▶ **Exercise objective**: Extract the data from the line with "chart-stage: 1.581 1.575" to the line with "y-tick-label: 1.55 [567,237,587,247]", copying each of those lines exactly.

▶ **Given data**:
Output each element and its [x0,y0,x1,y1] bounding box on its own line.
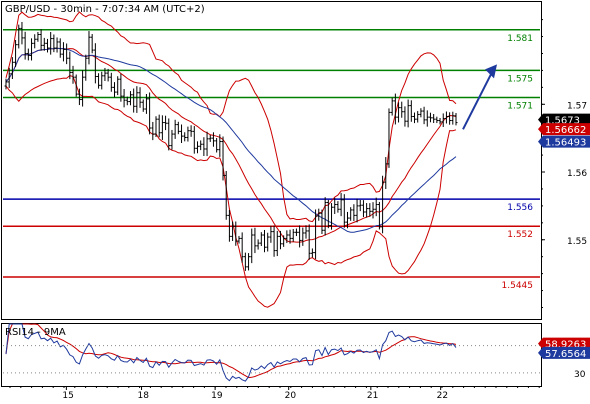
chart-stage: 1.581 1.575 1.571 1.556 1.552 1.5445 1.55 1.56… [0,0,590,401]
level-label: 1.556 [507,203,533,213]
level-label: 1.571 [507,102,533,112]
x-tick-label: 22 [437,391,448,400]
rsi-value-tag-label: 57.6564 [545,349,586,360]
level-label: 1.552 [507,230,533,240]
forecast-arrow-shaft [462,69,494,130]
x-tick-label: 15 [62,391,73,400]
level-label: 1.575 [507,74,533,84]
bollinger-mid-tag-label: 1.56662 [545,125,586,136]
horizontal-levels: 1.581 1.575 1.571 1.556 1.552 1.5445 [3,29,540,291]
x-tick-label: 19 [211,391,223,400]
y-tick-label: 1.57 [567,101,587,111]
main-panel-frame [1,1,542,320]
level-label: 1.581 [507,34,533,44]
x-tick-label: 20 [285,391,297,400]
chart-title: GBP/USD - 30min - 7:07:34 AM (UTC+2) [5,4,205,15]
moving-average-tag-label: 1.56493 [545,138,586,149]
x-tick-label: 18 [138,391,150,400]
x-tick-label: 21 [367,391,378,400]
forex-chart: 1.581 1.575 1.571 1.556 1.552 1.5445 1.55 1.56… [1,1,590,401]
rsi-sma-line [5,323,457,379]
rsi-lines [3,323,540,382]
rsi-y-tick-label: 30 [574,370,586,380]
y-tick-label: 1.56 [567,169,587,179]
y-tick-label: 1.55 [567,237,587,247]
level-label: 1.5445 [502,281,534,291]
rsi-title: RSI14 - 9MA [5,327,66,338]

▶ **Task solution**:
chart-stage: 1.581 1.575 1.571 1.556 1.552 1.5445 1.55 1.56… [0,0,590,401]
level-label: 1.556 [507,203,533,213]
level-label: 1.571 [507,102,533,112]
x-tick-label: 22 [437,391,448,400]
rsi-value-tag-label: 57.6564 [545,349,586,360]
level-label: 1.552 [507,230,533,240]
forecast-arrow-shaft [462,69,494,130]
x-tick-label: 15 [62,391,73,400]
level-label: 1.575 [507,74,533,84]
bollinger-mid-tag-label: 1.56662 [545,125,586,136]
horizontal-levels: 1.581 1.575 1.571 1.556 1.552 1.5445 [3,29,540,291]
x-tick-label: 19 [211,391,223,400]
y-tick-label: 1.57 [567,101,587,111]
main-panel-frame [1,1,542,320]
level-label: 1.581 [507,34,533,44]
x-tick-label: 20 [285,391,297,400]
chart-title: GBP/USD - 30min - 7:07:34 AM (UTC+2) [5,4,205,15]
moving-average-tag-label: 1.56493 [545,138,586,149]
x-tick-label: 18 [138,391,150,400]
x-tick-label: 21 [367,391,378,400]
forex-chart: 1.581 1.575 1.571 1.556 1.552 1.5445 1.55 1.56… [1,1,590,401]
rsi-sma-line [5,323,457,379]
rsi-lines [3,323,540,382]
rsi-y-tick-label: 30 [574,370,586,380]
y-tick-label: 1.56 [567,169,587,179]
y-tick-label: 1.55 [567,237,587,247]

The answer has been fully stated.